# What is asked
Each record is to be transcribed exactly.

[Data records]
━━━━━━━━━━
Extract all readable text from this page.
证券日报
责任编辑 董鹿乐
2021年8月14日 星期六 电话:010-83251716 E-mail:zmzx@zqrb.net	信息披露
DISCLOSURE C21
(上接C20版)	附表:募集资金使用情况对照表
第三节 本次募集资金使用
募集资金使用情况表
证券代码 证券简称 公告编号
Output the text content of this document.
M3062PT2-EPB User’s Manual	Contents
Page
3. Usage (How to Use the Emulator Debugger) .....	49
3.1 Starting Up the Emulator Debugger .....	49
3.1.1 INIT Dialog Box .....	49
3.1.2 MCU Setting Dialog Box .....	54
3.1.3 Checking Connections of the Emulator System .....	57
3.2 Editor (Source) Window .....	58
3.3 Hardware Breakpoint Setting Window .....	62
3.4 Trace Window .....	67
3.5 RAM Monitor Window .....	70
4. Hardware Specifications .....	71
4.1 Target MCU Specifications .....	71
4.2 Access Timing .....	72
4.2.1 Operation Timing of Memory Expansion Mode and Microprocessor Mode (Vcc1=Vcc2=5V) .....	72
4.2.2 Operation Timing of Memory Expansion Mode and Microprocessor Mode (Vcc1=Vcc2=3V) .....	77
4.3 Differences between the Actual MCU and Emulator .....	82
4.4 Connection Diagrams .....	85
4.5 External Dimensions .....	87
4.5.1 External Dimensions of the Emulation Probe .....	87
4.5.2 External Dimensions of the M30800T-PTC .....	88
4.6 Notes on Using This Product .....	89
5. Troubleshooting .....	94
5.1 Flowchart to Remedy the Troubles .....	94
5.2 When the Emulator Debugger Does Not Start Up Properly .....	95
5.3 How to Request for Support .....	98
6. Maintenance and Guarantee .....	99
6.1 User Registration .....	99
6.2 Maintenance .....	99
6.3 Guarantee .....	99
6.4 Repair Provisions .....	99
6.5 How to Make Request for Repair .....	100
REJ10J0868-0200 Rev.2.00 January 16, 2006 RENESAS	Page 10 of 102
━━━━━━━━━━
# In response
Extract all readable text from this page.
证券日报
责任编辑 董鹿乐
2021年8月14日 星期六 电话:010-83251716 E-mail:zmzx@zqrb.net	信息披露
DISCLOSURE C21
(上接C20版)	附表:募集资金使用情况对照表
第三节 本次募集资金使用
募集资金使用情况表
证券代码 证券简称 公告编号
Output the text content of this document.
M3062PT2-EPB User’s Manual	Contents
Page
3. Usage (How to Use the Emulator Debugger) .....	49
3.1 Starting Up the Emulator Debugger .....	49
3.1.1 INIT Dialog Box .....	49
3.1.2 MCU Setting Dialog Box .....	54
3.1.3 Checking Connections of the Emulator System .....	57
3.2 Editor (Source) Window .....	58
3.3 Hardware Breakpoint Setting Window .....	62
3.4 Trace Window .....	67
3.5 RAM Monitor Window .....	70
4. Hardware Specifications .....	71
4.1 Target MCU Specifications .....	71
4.2 Access Timing .....	72
4.2.1 Operation Timing of Memory Expansion Mode and Microprocessor Mode (Vcc1=Vcc2=5V) .....	72
4.2.2 Operation Timing of Memory Expansion Mode and Microprocessor Mode (Vcc1=Vcc2=3V) .....	77
4.3 Differences between the Actual MCU and Emulator .....	82
4.4 Connection Diagrams .....	85
4.5 External Dimensions .....	87
4.5.1 External Dimensions of the Emulation Probe .....	87
4.5.2 External Dimensions of the M30800T-PTC .....	88
4.6 Notes on Using This Product .....	89
5. Troubleshooting .....	94
5.1 Flowchart to Remedy the Troubles .....	94
5.2 When the Emulator Debugger Does Not Start Up Properly .....	95
5.3 How to Request for Support .....	98
6. Maintenance and Guarantee .....	99
6.1 User Registration .....	99
6.2 Maintenance .....	99
6.3 Guarantee .....	99
6.4 Repair Provisions .....	99
6.5 How to Make Request for Repair .....	100
REJ10J0868-0200 Rev.2.00 January 16, 2006 RENESAS	Page 10 of 102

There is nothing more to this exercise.